(Stored items from a collection)
━━━━━━
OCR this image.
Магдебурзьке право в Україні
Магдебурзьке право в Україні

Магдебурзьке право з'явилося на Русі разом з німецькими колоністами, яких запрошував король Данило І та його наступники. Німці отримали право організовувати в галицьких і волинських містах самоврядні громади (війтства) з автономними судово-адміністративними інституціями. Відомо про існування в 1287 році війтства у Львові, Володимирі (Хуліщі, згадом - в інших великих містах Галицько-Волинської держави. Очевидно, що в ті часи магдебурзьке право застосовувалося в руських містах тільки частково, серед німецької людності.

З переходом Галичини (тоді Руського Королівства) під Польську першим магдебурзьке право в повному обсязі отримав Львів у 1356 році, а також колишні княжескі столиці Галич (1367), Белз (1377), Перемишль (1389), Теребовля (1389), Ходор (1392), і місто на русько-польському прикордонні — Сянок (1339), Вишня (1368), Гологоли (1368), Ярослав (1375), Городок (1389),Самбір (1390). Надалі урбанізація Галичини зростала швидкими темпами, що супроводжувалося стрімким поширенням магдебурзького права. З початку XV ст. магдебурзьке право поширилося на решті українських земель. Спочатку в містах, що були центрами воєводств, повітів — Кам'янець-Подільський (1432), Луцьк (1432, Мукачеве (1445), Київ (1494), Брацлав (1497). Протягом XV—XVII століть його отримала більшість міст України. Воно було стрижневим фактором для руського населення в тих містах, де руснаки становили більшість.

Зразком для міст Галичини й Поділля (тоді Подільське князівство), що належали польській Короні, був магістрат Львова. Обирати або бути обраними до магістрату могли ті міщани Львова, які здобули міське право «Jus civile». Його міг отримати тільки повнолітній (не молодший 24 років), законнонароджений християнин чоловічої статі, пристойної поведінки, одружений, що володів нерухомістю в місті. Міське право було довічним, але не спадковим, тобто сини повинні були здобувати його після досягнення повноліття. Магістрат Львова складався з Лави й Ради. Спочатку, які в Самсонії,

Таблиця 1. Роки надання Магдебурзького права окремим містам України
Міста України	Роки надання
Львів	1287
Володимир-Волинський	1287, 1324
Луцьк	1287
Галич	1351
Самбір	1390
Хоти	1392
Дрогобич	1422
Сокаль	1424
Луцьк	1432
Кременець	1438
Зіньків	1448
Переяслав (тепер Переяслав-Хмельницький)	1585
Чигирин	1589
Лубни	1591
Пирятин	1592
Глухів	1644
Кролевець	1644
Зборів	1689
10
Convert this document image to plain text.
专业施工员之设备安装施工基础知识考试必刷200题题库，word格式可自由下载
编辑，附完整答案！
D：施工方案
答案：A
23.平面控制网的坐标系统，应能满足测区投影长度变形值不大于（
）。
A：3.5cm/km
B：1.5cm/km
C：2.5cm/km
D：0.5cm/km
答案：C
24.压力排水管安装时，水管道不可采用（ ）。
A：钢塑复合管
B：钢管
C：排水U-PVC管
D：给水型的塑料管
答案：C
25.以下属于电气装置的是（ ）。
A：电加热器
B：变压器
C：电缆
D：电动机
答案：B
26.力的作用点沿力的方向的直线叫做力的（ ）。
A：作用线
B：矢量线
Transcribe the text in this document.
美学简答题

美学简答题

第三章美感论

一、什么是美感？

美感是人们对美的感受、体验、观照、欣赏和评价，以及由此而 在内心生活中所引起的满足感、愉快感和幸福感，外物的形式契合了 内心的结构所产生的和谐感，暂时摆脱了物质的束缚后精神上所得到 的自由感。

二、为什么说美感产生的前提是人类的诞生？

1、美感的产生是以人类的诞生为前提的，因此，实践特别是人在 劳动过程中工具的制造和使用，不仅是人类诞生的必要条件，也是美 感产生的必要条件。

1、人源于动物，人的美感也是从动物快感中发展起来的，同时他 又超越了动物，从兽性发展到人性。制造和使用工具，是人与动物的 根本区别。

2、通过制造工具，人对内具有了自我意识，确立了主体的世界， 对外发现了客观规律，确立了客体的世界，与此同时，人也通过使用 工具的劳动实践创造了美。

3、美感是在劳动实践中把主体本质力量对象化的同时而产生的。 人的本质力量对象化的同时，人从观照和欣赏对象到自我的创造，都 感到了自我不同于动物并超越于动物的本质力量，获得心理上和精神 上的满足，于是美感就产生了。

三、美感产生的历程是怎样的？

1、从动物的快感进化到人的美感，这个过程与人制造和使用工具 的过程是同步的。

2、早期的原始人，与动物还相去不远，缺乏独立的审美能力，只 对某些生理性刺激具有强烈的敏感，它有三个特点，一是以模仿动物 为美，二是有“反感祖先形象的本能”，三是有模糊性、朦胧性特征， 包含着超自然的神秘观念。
━━━━━━
## YOUR TASK
Locate all lines that include the word "надання" and copy them out.

## RESULT
Таблиця 1. Роки надання Магдебурзького права окремим містам України
Міста України	Роки надання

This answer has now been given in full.